Objective: Pictures stay out of the copy; restate everything else in the material exactly.

Exercise material:
## BEGIN
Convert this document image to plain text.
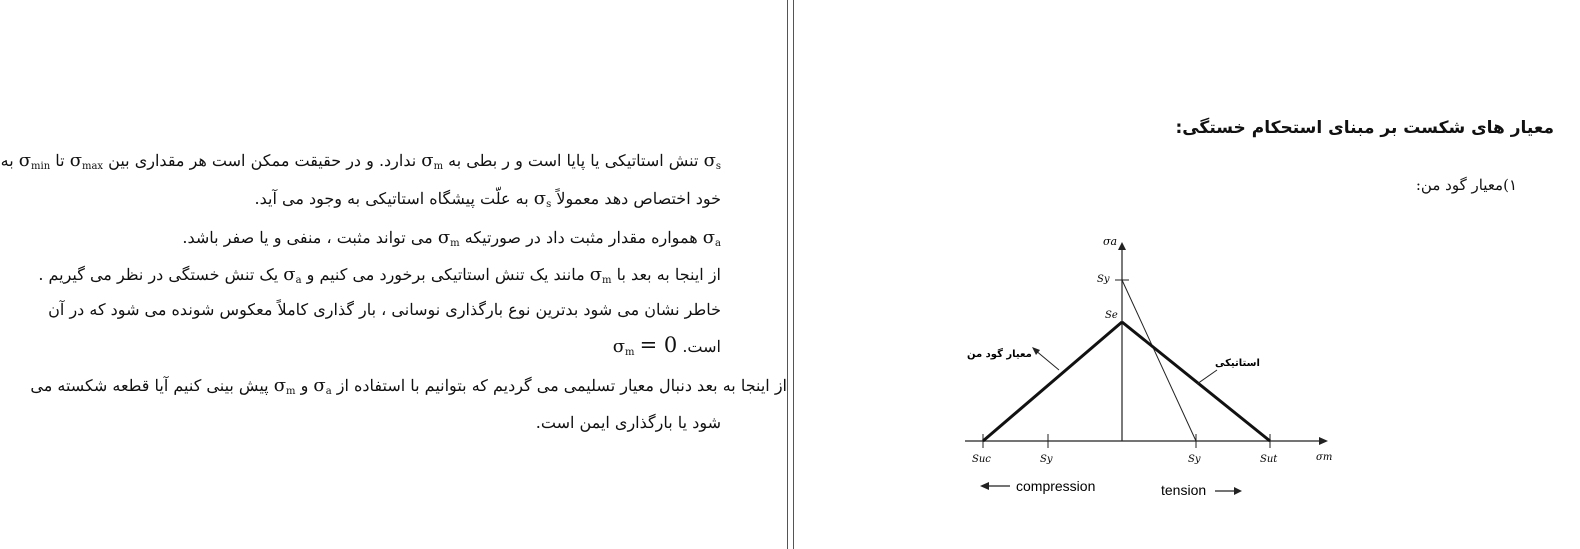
$\sigma_s$ تنش استاتیکی یا پایا است و ر بطی به $\sigma_m$ ندارد. و در حقیقت ممکن است هر مقداری بین $\sigma_{max}$ تا $\sigma_{min}$ به
خود اختصاص دهد معمولاً $\sigma_s$ به علّت پیشگاه استاتیکی به وجود می آید.
$\sigma_a$ همواره مقدار مثبت داد در صورتیکه $\sigma_m$ می تواند مثبت ، منفی و یا صفر باشد.
از اینجا به بعد با $\sigma_m$ مانند یک تنش استاتیکی برخورد می کنیم و $\sigma_a$ یک تنش خستگی در نظر می گیریم .
خاطر نشان می شود بدترین نوع بارگذاری نوسانی ، بار گذاری کاملاً معکوس شونده می شود که در آن
است. $\sigma_m = 0$
از اینجا به بعد دنبال معیار تسلیمی می گردیم که بتوانیم با استفاده از $\sigma_a$ و $\sigma_m$ پیش بینی کنیم آیا قطعه شکسته می
شود یا بارگذاری ایمن است.
معیار های شکست بر مبنای استحکام خستگی:
۱)معیار گود من:
σa
Sy
Se
Suc	Sy	Sy	Sut	σm
معیار گود من
استاتیکی
compression	tension
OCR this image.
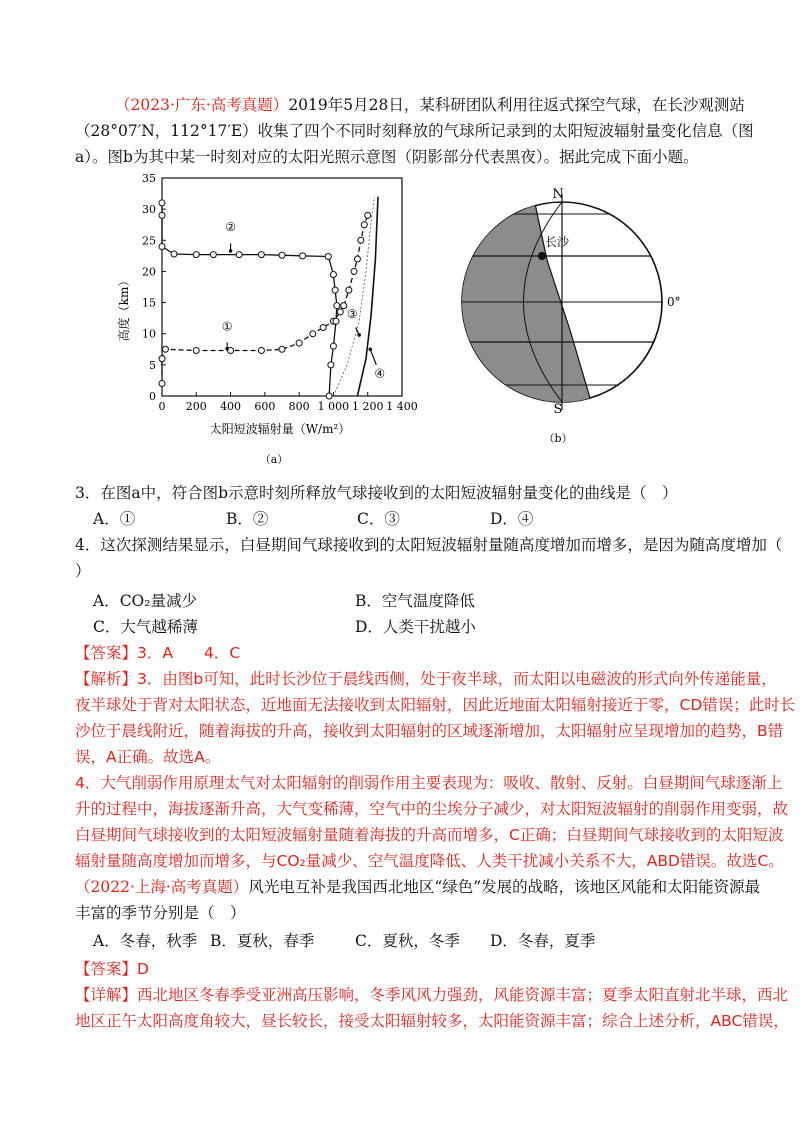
（2023·广东·高考真题）2019年5月28日，某科研团队利用往返式探空气球，在长沙观测站

（28°07′N，112°17′E）收集了四个不同时刻释放的气球所记录到的太阳短波辐射量变化信息（图

a）。图b为其中某一时刻对应的太阳光照示意图（阴影部分代表黑夜）。据此完成下面小题。

0 200 400 600 800 1 000 1 200 1 400
0
5
10
15
20
25
30
35
①
②
③
④
高度（km）
太阳短波辐射量（W/m²）
（a）
N
S
长沙
0°
（b）

3．在图a中，符合图b示意时刻所释放气球接收到的太阳短波辐射量变化的曲线是（　）

A．①	B．②	C．③	D．④

4．这次探测结果显示，白昼期间气球接收到的太阳短波辐射量随高度增加而增多，是因为随高度增加（

）

A．CO₂量减少	B．空气温度降低
C．大气越稀薄	D．人类干扰越小

【答案】3．A　　4．C

【解析】3．由图b可知，此时长沙位于晨线西侧，处于夜半球，而太阳以电磁波的形式向外传递能量，

夜半球处于背对太阳状态，近地面无法接收到太阳辐射，因此近地面太阳辐射接近于零，CD错误；此时长

沙位于晨线附近，随着海拔的升高，接收到太阳辐射的区域逐渐增加，太阳辐射应呈现增加的趋势，B错

误，A正确。故选A。

4．大气削弱作用原理太气对太阳辐射的削弱作用主要表现为：吸收、散射、反射。白昼期间气球逐渐上

升的过程中，海拔逐渐升高，大气变稀薄，空气中的尘埃分子减少，对太阳短波辐射的削弱作用变弱，故

白昼期间气球接收到的太阳短波辐射量随着海拔的升高而增多，C正确；白昼期间气球接收到的太阳短波

辐射量随高度增加而增多，与CO₂量减少、空气温度降低、人类干扰减小关系不大，ABD错误。故选C。

（2022·上海·高考真题）风光电互补是我国西北地区“绿色”发展的战略，该地区风能和太阳能资源最

丰富的季节分别是（　）

A．冬春，秋季 B．夏秋，春季	C．夏秋，冬季 D．冬春，夏季

【答案】D

【详解】西北地区冬春季受亚洲高压影响，冬季风风力强劲，风能资源丰富；夏季太阳直射北半球，西北

地区正午太阳高度角较大，昼长较长，接受太阳辐射较多，太阳能资源丰富；综合上述分析，ABC错误，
## END
Worked solution:
Convert this document image to plain text.
$\sigma_s$ تنش استاتیکی یا پایا است و ر بطی به $\sigma_m$ ندارد. و در حقیقت ممکن است هر مقداری بین $\sigma_{max}$ تا $\sigma_{min}$ به
خود اختصاص دهد معمولاً $\sigma_s$ به علّت پیشگاه استاتیکی به وجود می آید.
$\sigma_a$ همواره مقدار مثبت داد در صورتیکه $\sigma_m$ می تواند مثبت ، منفی و یا صفر باشد.
از اینجا به بعد با $\sigma_m$ مانند یک تنش استاتیکی برخورد می کنیم و $\sigma_a$ یک تنش خستگی در نظر می گیریم .
خاطر نشان می شود بدترین نوع بارگذاری نوسانی ، بار گذاری کاملاً معکوس شونده می شود که در آن
است. $\sigma_m = 0$
از اینجا به بعد دنبال معیار تسلیمی می گردیم که بتوانیم با استفاده از $\sigma_a$ و $\sigma_m$ پیش بینی کنیم آیا قطعه شکسته می
شود یا بارگذاری ایمن است.
معیار های شکست بر مبنای استحکام خستگی:
۱)معیار گود من:
σa
Sy
Se
Suc	Sy	Sy	Sut	σm
معیار گود من
استاتیکی
compression	tension
OCR this image.
（2023·广东·高考真题）2019年5月28日，某科研团队利用往返式探空气球，在长沙观测站

（28°07′N，112°17′E）收集了四个不同时刻释放的气球所记录到的太阳短波辐射量变化信息（图

a）。图b为其中某一时刻对应的太阳光照示意图（阴影部分代表黑夜）。据此完成下面小题。

0 200 400 600 800 1 000 1 200 1 400
0
5
10
15
20
25
30
35
①
②
③
④
高度（km）
太阳短波辐射量（W/m²）
（a）
N
S
长沙
0°
（b）

3．在图a中，符合图b示意时刻所释放气球接收到的太阳短波辐射量变化的曲线是（　）

A．①	B．②	C．③	D．④

4．这次探测结果显示，白昼期间气球接收到的太阳短波辐射量随高度增加而增多，是因为随高度增加（

）

A．CO₂量减少	B．空气温度降低
C．大气越稀薄	D．人类干扰越小

【答案】3．A　　4．C

【解析】3．由图b可知，此时长沙位于晨线西侧，处于夜半球，而太阳以电磁波的形式向外传递能量，

夜半球处于背对太阳状态，近地面无法接收到太阳辐射，因此近地面太阳辐射接近于零，CD错误；此时长

沙位于晨线附近，随着海拔的升高，接收到太阳辐射的区域逐渐增加，太阳辐射应呈现增加的趋势，B错

误，A正确。故选A。

4．大气削弱作用原理太气对太阳辐射的削弱作用主要表现为：吸收、散射、反射。白昼期间气球逐渐上

升的过程中，海拔逐渐升高，大气变稀薄，空气中的尘埃分子减少，对太阳短波辐射的削弱作用变弱，故

白昼期间气球接收到的太阳短波辐射量随着海拔的升高而增多，C正确；白昼期间气球接收到的太阳短波

辐射量随高度增加而增多，与CO₂量减少、空气温度降低、人类干扰减小关系不大，ABD错误。故选C。

（2022·上海·高考真题）风光电互补是我国西北地区“绿色”发展的战略，该地区风能和太阳能资源最

丰富的季节分别是（　）

A．冬春，秋季 B．夏秋，春季	C．夏秋，冬季 D．冬春，夏季

【答案】D

【详解】西北地区冬春季受亚洲高压影响，冬季风风力强劲，风能资源丰富；夏季太阳直射北半球，西北

地区正午太阳高度角较大，昼长较长，接受太阳辐射较多，太阳能资源丰富；综合上述分析，ABC错误，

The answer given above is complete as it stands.